EXERCISE DESCRIPTION:
Compute how many lines in the entries below contain "целей", and output nothing but the number.

STORED RECORDS:
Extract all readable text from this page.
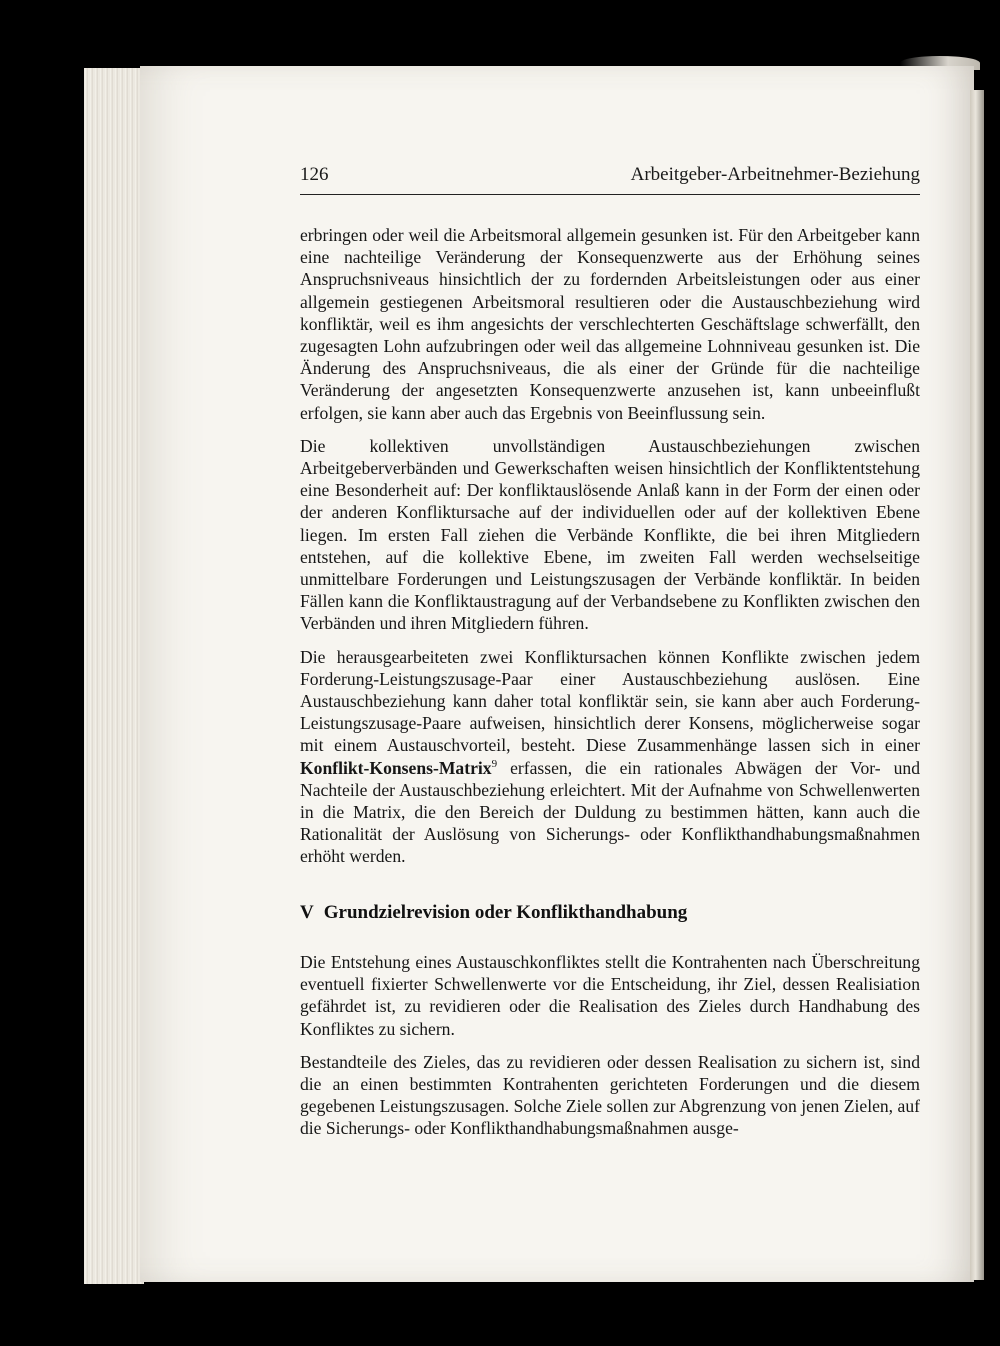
126	Arbeitgeber-Arbeitnehmer-Beziehung

erbringen oder weil die Arbeitsmoral allgemein gesunken ist. Für den Arbeitgeber kann eine nachteilige Veränderung der Konsequenzwerte aus der Erhöhung seines Anspruchsniveaus hinsichtlich der zu fordernden Arbeitsleistungen oder aus einer allgemein gestiegenen Arbeitsmoral resultieren oder die Austauschbeziehung wird konfliktär, weil es ihm angesichts der verschlechterten Geschäftslage schwerfällt, den zugesagten Lohn aufzubringen oder weil das allgemeine Lohnniveau gesunken ist. Die Änderung des Anspruchsniveaus, die als einer der Gründe für die nachteilige Veränderung der angesetzten Konsequenzwerte anzusehen ist, kann unbeeinflußt erfolgen, sie kann aber auch das Ergebnis von Beeinflussung sein.

Die kollektiven unvollständigen Austauschbeziehungen zwischen Arbeitgeberverbänden und Gewerkschaften weisen hinsichtlich der Konfliktentstehung eine Besonderheit auf: Der konfliktauslösende Anlaß kann in der Form der einen oder der anderen Konfliktursache auf der individuellen oder auf der kollektiven Ebene liegen. Im ersten Fall ziehen die Verbände Konflikte, die bei ihren Mitgliedern entstehen, auf die kollektive Ebene, im zweiten Fall werden wechselseitige unmittelbare Forderungen und Leistungszusagen der Verbände konfliktär. In beiden Fällen kann die Konfliktaustragung auf der Verbandsebene zu Konflikten zwischen den Verbänden und ihren Mitgliedern führen.

Die herausgearbeiteten zwei Konfliktursachen können Konflikte zwischen jedem Forderung-Leistungszusage-Paar einer Austauschbeziehung auslösen. Eine Austauschbeziehung kann daher total konfliktär sein, sie kann aber auch Forderung-Leistungszusage-Paare aufweisen, hinsichtlich derer Konsens, möglicherweise sogar mit einem Austauschvorteil, besteht. Diese Zusammenhänge lassen sich in einer Konflikt-Konsens-Matrix$^9$ erfassen, die ein rationales Abwägen der Vor- und Nachteile der Austauschbeziehung erleichtert. Mit der Aufnahme von Schwellenwerten in die Matrix, die den Bereich der Duldung zu bestimmen hätten, kann auch die Rationalität der Auslösung von Sicherungs- oder Konflikthandhabungsmaßnahmen erhöht werden.

V Grundzielrevision oder Konflikthandhabung

Die Entstehung eines Austauschkonfliktes stellt die Kontrahenten nach Überschreitung eventuell fixierter Schwellenwerte vor die Entscheidung, ihr Ziel, dessen Realisiation gefährdet ist, zu revidieren oder die Realisation des Zieles durch Handhabung des Konfliktes zu sichern.

Bestandteile des Zieles, das zu revidieren oder dessen Realisation zu sichern ist, sind die an einen bestimmten Kontrahenten gerichteten Forderungen und die diesem gegebenen Leistungszusagen. Solche Ziele sollen zur Abgrenzung von jenen Zielen, auf die Sicherungs- oder Konflikthandhabungsmaßnahmen ausge-
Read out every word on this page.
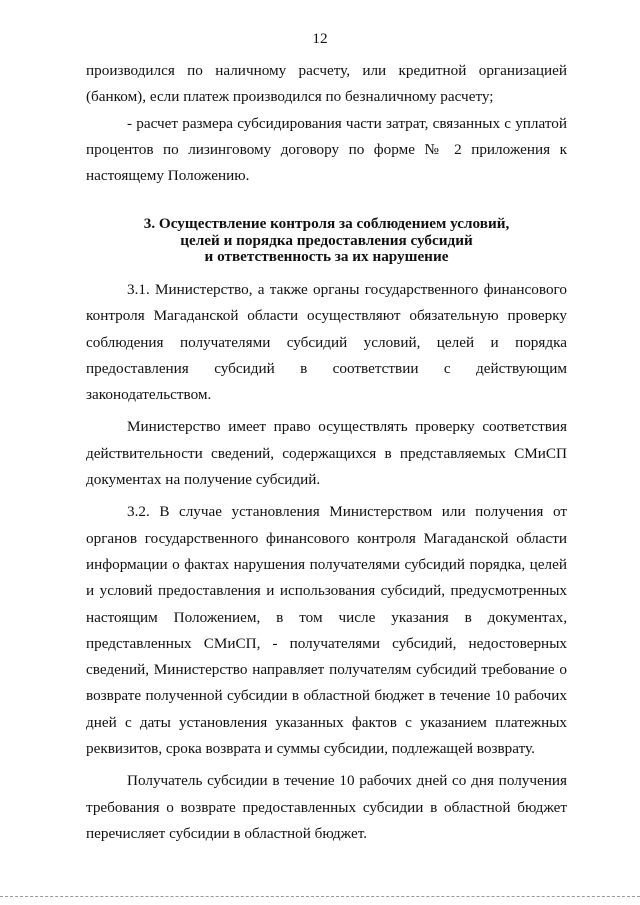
12

производился по наличному расчету, или кредитной организацией (банком), если платеж производился по безналичному расчету;

- расчет размера субсидирования части затрат, связанных с уплатой процентов по лизинговому договору по форме № 2 приложения к настоящему Положению.

3. Осуществление контроля за соблюдением условий,
целей и порядка предоставления субсидий
и ответственность за их нарушение

3.1. Министерство, а также органы государственного финансового контроля Магаданской области осуществляют обязательную проверку соблюдения получателями субсидий условий, целей и порядка предоставления субсидий в соответствии с действующим законодательством.

Министерство имеет право осуществлять проверку соответствия действительности сведений, содержащихся в представляемых СМиСП документах на получение субсидий.

3.2. В случае установления Министерством или получения от органов государственного финансового контроля Магаданской области информации о фактах нарушения получателями субсидий порядка, целей и условий предоставления и использования субсидий, предусмотренных настоящим Положением, в том числе указания в документах, представленных СМиСП, - получателями субсидий, недостоверных сведений, Министерство направляет получателям субсидий требование о возврате полученной субсидии в областной бюджет в течение 10 рабочих дней с даты установления указанных фактов с указанием платежных реквизитов, срока возврата и суммы субсидии, подлежащей возврату.

Получатель субсидии в течение 10 рабочих дней со дня получения требования о возврате предоставленных субсидии в областной бюджет перечисляет субсидии в областной бюджет.
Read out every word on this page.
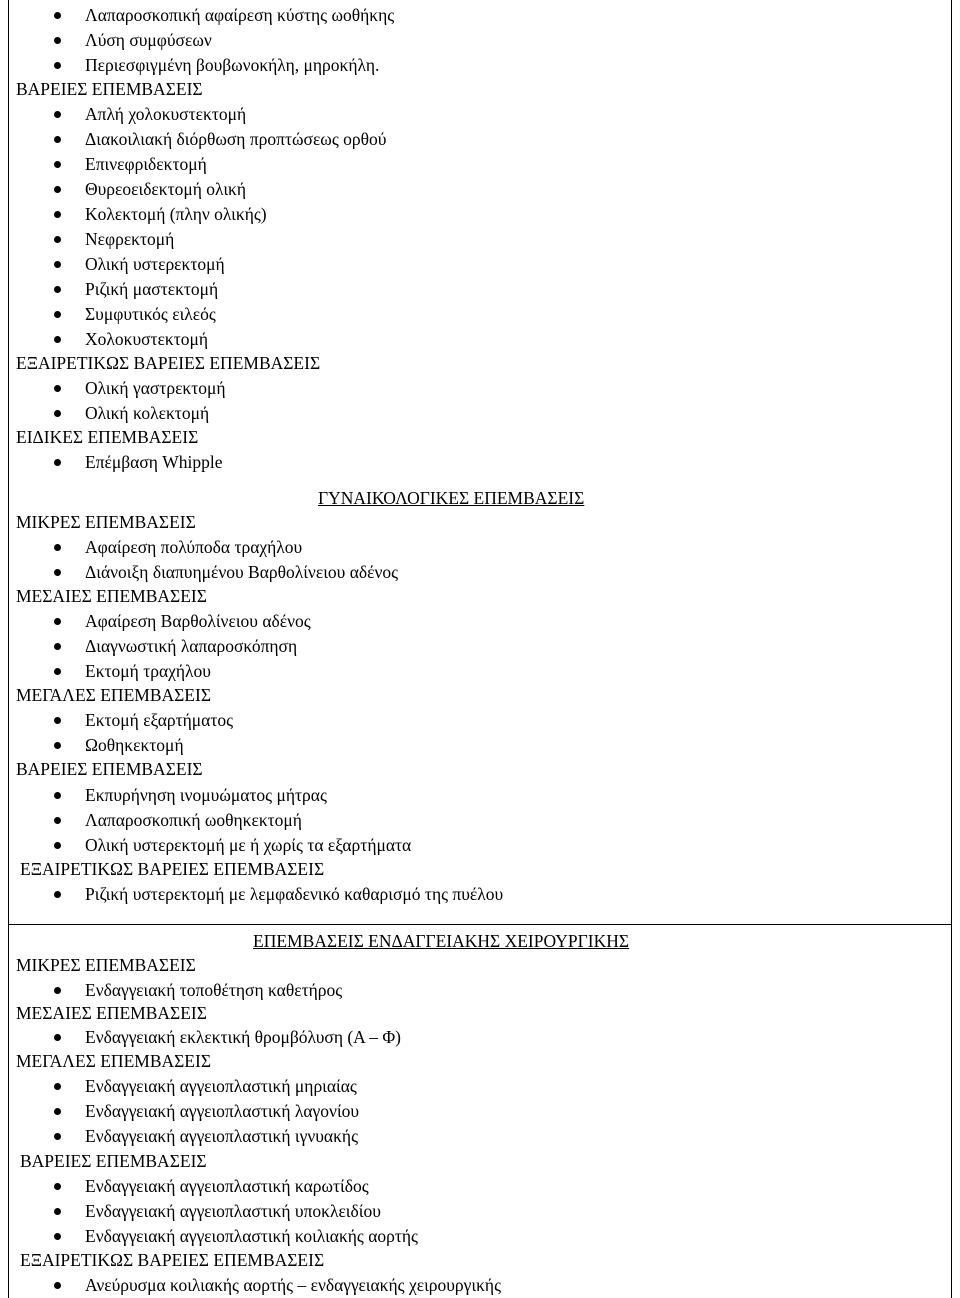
Λαπαροσκοπική αφαίρεση κύστης ωοθήκης
Λύση συμφύσεων
Περιεσφιγμένη βουβωνοκήλη, μηροκήλη.
ΒΑΡΕΙΕΣ ΕΠΕΜΒΑΣΕΙΣ
Απλή χολοκυστεκτομή
Διακοιλιακή διόρθωση προπτώσεως ορθού
Επινεφριδεκτομή
Θυρεοειδεκτομή ολική
Κολεκτομή (πλην ολικής)
Νεφρεκτομή
Ολική υστερεκτομή
Ριζική μαστεκτομή
Συμφυτικός ειλεός
Χολοκυστεκτομή
ΕΞΑΙΡΕΤΙΚΩΣ ΒΑΡΕΙΕΣ ΕΠΕΜΒΑΣΕΙΣ
Ολική γαστρεκτομή
Ολική κολεκτομή
ΕΙΔΙΚΕΣ ΕΠΕΜΒΑΣΕΙΣ
Επέμβαση Whipple
ΓΥΝΑΙΚΟΛΟΓΙΚΕΣ ΕΠΕΜΒΑΣΕΙΣ
ΜΙΚΡΕΣ ΕΠΕΜΒΑΣΕΙΣ
Αφαίρεση πολύποδα τραχήλου
Διάνοιξη διαπυημένου Βαρθολίνειου αδένος
ΜΕΣΑΙΕΣ ΕΠΕΜΒΑΣΕΙΣ
Αφαίρεση Βαρθολίνειου αδένος
Διαγνωστική λαπαροσκόπηση
Εκτομή τραχήλου
ΜΕΓΑΛΕΣ ΕΠΕΜΒΑΣΕΙΣ
Εκτομή εξαρτήματος
Ωοθηκεκτομή
ΒΑΡΕΙΕΣ ΕΠΕΜΒΑΣΕΙΣ
Εκπυρήνηση ινομυώματος μήτρας
Λαπαροσκοπική ωοθηκεκτομή
Ολική υστερεκτομή με ή χωρίς τα εξαρτήματα
ΕΞΑΙΡΕΤΙΚΩΣ ΒΑΡΕΙΕΣ ΕΠΕΜΒΑΣΕΙΣ
Ριζική υστερεκτομή με λεμφαδενικό καθαρισμό της πυέλου
ΕΠΕΜΒΑΣΕΙΣ ΕΝΔΑΓΓΕΙΑΚΗΣ ΧΕΙΡΟΥΡΓΙΚΗΣ
ΜΙΚΡΕΣ ΕΠΕΜΒΑΣΕΙΣ
Ενδαγγειακή τοποθέτηση καθετήρος
ΜΕΣΑΙΕΣ ΕΠΕΜΒΑΣΕΙΣ
Ενδαγγειακή εκλεκτική θρομβόλυση (Α – Φ)
ΜΕΓΑΛΕΣ ΕΠΕΜΒΑΣΕΙΣ
Ενδαγγειακή αγγειοπλαστική μηριαίας
Ενδαγγειακή αγγειοπλαστική λαγονίου
Ενδαγγειακή αγγειοπλαστική ιγνυακής
ΒΑΡΕΙΕΣ ΕΠΕΜΒΑΣΕΙΣ
Ενδαγγειακή αγγειοπλαστική καρωτίδος
Ενδαγγειακή αγγειοπλαστική υποκλειδίου
Ενδαγγειακή αγγειοπλαστική κοιλιακής αορτής
ΕΞΑΙΡΕΤΙΚΩΣ ΒΑΡΕΙΕΣ ΕΠΕΜΒΑΣΕΙΣ
Ανεύρυσμα κοιλιακής αορτής – ενδαγγειακής χειρουργικής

COMPLETE OUTPUT:
3